Return every line of the material exactly.

Begin EXTRACTED ENTRIES

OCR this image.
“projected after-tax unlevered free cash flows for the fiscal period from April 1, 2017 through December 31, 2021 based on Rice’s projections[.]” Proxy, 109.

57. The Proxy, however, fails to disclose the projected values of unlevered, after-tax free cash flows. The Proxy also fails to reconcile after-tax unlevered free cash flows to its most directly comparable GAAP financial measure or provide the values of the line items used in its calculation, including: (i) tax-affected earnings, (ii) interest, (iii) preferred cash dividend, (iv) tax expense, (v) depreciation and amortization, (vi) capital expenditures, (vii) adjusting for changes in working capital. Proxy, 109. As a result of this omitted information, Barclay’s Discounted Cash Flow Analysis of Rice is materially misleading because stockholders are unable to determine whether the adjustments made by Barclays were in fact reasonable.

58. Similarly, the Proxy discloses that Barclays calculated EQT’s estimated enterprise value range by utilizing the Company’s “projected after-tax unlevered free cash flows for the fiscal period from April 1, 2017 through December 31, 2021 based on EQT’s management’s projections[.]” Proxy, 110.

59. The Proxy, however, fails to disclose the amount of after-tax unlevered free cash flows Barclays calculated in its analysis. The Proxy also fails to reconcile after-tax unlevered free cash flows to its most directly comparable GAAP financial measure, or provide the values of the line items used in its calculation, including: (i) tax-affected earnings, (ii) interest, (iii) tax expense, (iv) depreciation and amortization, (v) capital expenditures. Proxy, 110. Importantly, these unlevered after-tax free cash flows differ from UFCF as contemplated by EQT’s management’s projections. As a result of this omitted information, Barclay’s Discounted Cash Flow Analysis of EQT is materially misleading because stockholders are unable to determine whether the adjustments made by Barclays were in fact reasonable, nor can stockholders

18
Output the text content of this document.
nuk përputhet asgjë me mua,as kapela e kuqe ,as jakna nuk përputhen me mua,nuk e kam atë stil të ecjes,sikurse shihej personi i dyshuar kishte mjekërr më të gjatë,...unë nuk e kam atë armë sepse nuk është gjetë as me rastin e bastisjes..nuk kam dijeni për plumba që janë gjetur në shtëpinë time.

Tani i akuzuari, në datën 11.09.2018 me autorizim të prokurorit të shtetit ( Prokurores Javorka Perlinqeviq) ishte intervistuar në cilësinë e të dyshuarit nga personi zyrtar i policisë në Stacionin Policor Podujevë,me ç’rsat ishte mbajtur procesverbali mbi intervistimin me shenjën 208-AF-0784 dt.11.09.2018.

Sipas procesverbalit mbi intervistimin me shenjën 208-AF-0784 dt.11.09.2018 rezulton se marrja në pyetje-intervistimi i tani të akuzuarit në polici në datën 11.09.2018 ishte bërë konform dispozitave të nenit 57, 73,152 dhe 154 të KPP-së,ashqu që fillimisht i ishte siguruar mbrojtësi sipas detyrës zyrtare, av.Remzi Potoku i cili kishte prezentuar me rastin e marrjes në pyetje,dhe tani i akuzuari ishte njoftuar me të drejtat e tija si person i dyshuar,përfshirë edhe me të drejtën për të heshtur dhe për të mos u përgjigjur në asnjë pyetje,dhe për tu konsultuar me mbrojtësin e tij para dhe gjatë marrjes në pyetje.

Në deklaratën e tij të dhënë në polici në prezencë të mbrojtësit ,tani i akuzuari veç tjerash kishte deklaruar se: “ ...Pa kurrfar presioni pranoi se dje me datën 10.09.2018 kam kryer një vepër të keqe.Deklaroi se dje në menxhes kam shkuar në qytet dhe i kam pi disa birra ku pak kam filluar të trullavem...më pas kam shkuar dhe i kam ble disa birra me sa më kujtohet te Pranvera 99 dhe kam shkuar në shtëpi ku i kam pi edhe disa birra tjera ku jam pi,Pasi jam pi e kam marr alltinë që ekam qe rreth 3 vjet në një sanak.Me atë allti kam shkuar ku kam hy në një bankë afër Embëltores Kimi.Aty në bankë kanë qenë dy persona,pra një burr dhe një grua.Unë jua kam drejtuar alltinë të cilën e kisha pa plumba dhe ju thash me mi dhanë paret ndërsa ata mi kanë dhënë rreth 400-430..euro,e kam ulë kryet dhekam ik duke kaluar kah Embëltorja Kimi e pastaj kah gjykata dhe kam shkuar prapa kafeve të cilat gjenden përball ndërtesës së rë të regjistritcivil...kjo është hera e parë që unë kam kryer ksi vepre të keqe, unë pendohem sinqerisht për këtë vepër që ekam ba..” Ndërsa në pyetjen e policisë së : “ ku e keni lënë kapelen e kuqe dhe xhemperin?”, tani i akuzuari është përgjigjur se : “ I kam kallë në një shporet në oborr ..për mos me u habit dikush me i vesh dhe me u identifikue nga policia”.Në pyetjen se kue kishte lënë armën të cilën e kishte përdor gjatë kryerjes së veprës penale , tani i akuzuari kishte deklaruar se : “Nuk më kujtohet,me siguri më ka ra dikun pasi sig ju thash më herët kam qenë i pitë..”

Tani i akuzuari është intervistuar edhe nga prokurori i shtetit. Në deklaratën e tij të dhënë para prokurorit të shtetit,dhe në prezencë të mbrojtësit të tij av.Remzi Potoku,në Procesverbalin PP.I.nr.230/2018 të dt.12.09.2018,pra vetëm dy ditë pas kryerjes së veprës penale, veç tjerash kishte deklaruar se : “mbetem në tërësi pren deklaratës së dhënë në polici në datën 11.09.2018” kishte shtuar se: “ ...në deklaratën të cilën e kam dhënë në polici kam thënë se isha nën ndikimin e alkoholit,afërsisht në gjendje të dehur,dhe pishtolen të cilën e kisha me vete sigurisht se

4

End EXTRACTED ENTRIES

● EXERCISE OUTPUT
OCR this image.
“projected after-tax unlevered free cash flows for the fiscal period from April 1, 2017 through December 31, 2021 based on Rice’s projections[.]” Proxy, 109.

57. The Proxy, however, fails to disclose the projected values of unlevered, after-tax free cash flows. The Proxy also fails to reconcile after-tax unlevered free cash flows to its most directly comparable GAAP financial measure or provide the values of the line items used in its calculation, including: (i) tax-affected earnings, (ii) interest, (iii) preferred cash dividend, (iv) tax expense, (v) depreciation and amortization, (vi) capital expenditures, (vii) adjusting for changes in working capital. Proxy, 109. As a result of this omitted information, Barclay’s Discounted Cash Flow Analysis of Rice is materially misleading because stockholders are unable to determine whether the adjustments made by Barclays were in fact reasonable.

58. Similarly, the Proxy discloses that Barclays calculated EQT’s estimated enterprise value range by utilizing the Company’s “projected after-tax unlevered free cash flows for the fiscal period from April 1, 2017 through December 31, 2021 based on EQT’s management’s projections[.]” Proxy, 110.

59. The Proxy, however, fails to disclose the amount of after-tax unlevered free cash flows Barclays calculated in its analysis. The Proxy also fails to reconcile after-tax unlevered free cash flows to its most directly comparable GAAP financial measure, or provide the values of the line items used in its calculation, including: (i) tax-affected earnings, (ii) interest, (iii) tax expense, (iv) depreciation and amortization, (v) capital expenditures. Proxy, 110. Importantly, these unlevered after-tax free cash flows differ from UFCF as contemplated by EQT’s management’s projections. As a result of this omitted information, Barclay’s Discounted Cash Flow Analysis of EQT is materially misleading because stockholders are unable to determine whether the adjustments made by Barclays were in fact reasonable, nor can stockholders

18
Output the text content of this document.
nuk përputhet asgjë me mua,as kapela e kuqe ,as jakna nuk përputhen me mua,nuk e kam atë stil të ecjes,sikurse shihej personi i dyshuar kishte mjekërr më të gjatë,...unë nuk e kam atë armë sepse nuk është gjetë as me rastin e bastisjes..nuk kam dijeni për plumba që janë gjetur në shtëpinë time.

Tani i akuzuari, në datën 11.09.2018 me autorizim të prokurorit të shtetit ( Prokurores Javorka Perlinqeviq) ishte intervistuar në cilësinë e të dyshuarit nga personi zyrtar i policisë në Stacionin Policor Podujevë,me ç’rsat ishte mbajtur procesverbali mbi intervistimin me shenjën 208-AF-0784 dt.11.09.2018.

Sipas procesverbalit mbi intervistimin me shenjën 208-AF-0784 dt.11.09.2018 rezulton se marrja në pyetje-intervistimi i tani të akuzuarit në polici në datën 11.09.2018 ishte bërë konform dispozitave të nenit 57, 73,152 dhe 154 të KPP-së,ashqu që fillimisht i ishte siguruar mbrojtësi sipas detyrës zyrtare, av.Remzi Potoku i cili kishte prezentuar me rastin e marrjes në pyetje,dhe tani i akuzuari ishte njoftuar me të drejtat e tija si person i dyshuar,përfshirë edhe me të drejtën për të heshtur dhe për të mos u përgjigjur në asnjë pyetje,dhe për tu konsultuar me mbrojtësin e tij para dhe gjatë marrjes në pyetje.

Në deklaratën e tij të dhënë në polici në prezencë të mbrojtësit ,tani i akuzuari veç tjerash kishte deklaruar se: “ ...Pa kurrfar presioni pranoi se dje me datën 10.09.2018 kam kryer një vepër të keqe.Deklaroi se dje në menxhes kam shkuar në qytet dhe i kam pi disa birra ku pak kam filluar të trullavem...më pas kam shkuar dhe i kam ble disa birra me sa më kujtohet te Pranvera 99 dhe kam shkuar në shtëpi ku i kam pi edhe disa birra tjera ku jam pi,Pasi jam pi e kam marr alltinë që ekam qe rreth 3 vjet në një sanak.Me atë allti kam shkuar ku kam hy në një bankë afër Embëltores Kimi.Aty në bankë kanë qenë dy persona,pra një burr dhe një grua.Unë jua kam drejtuar alltinë të cilën e kisha pa plumba dhe ju thash me mi dhanë paret ndërsa ata mi kanë dhënë rreth 400-430..euro,e kam ulë kryet dhekam ik duke kaluar kah Embëltorja Kimi e pastaj kah gjykata dhe kam shkuar prapa kafeve të cilat gjenden përball ndërtesës së rë të regjistritcivil...kjo është hera e parë që unë kam kryer ksi vepre të keqe, unë pendohem sinqerisht për këtë vepër që ekam ba..” Ndërsa në pyetjen e policisë së : “ ku e keni lënë kapelen e kuqe dhe xhemperin?”, tani i akuzuari është përgjigjur se : “ I kam kallë në një shporet në oborr ..për mos me u habit dikush me i vesh dhe me u identifikue nga policia”.Në pyetjen se kue kishte lënë armën të cilën e kishte përdor gjatë kryerjes së veprës penale , tani i akuzuari kishte deklaruar se : “Nuk më kujtohet,me siguri më ka ra dikun pasi sig ju thash më herët kam qenë i pitë..”

Tani i akuzuari është intervistuar edhe nga prokurori i shtetit. Në deklaratën e tij të dhënë para prokurorit të shtetit,dhe në prezencë të mbrojtësit të tij av.Remzi Potoku,në Procesverbalin PP.I.nr.230/2018 të dt.12.09.2018,pra vetëm dy ditë pas kryerjes së veprës penale, veç tjerash kishte deklaruar se : “mbetem në tërësi pren deklaratës së dhënë në polici në datën 11.09.2018” kishte shtuar se: “ ...në deklaratën të cilën e kam dhënë në polici kam thënë se isha nën ndikimin e alkoholit,afërsisht në gjendje të dehur,dhe pishtolen të cilën e kisha me vete sigurisht se

4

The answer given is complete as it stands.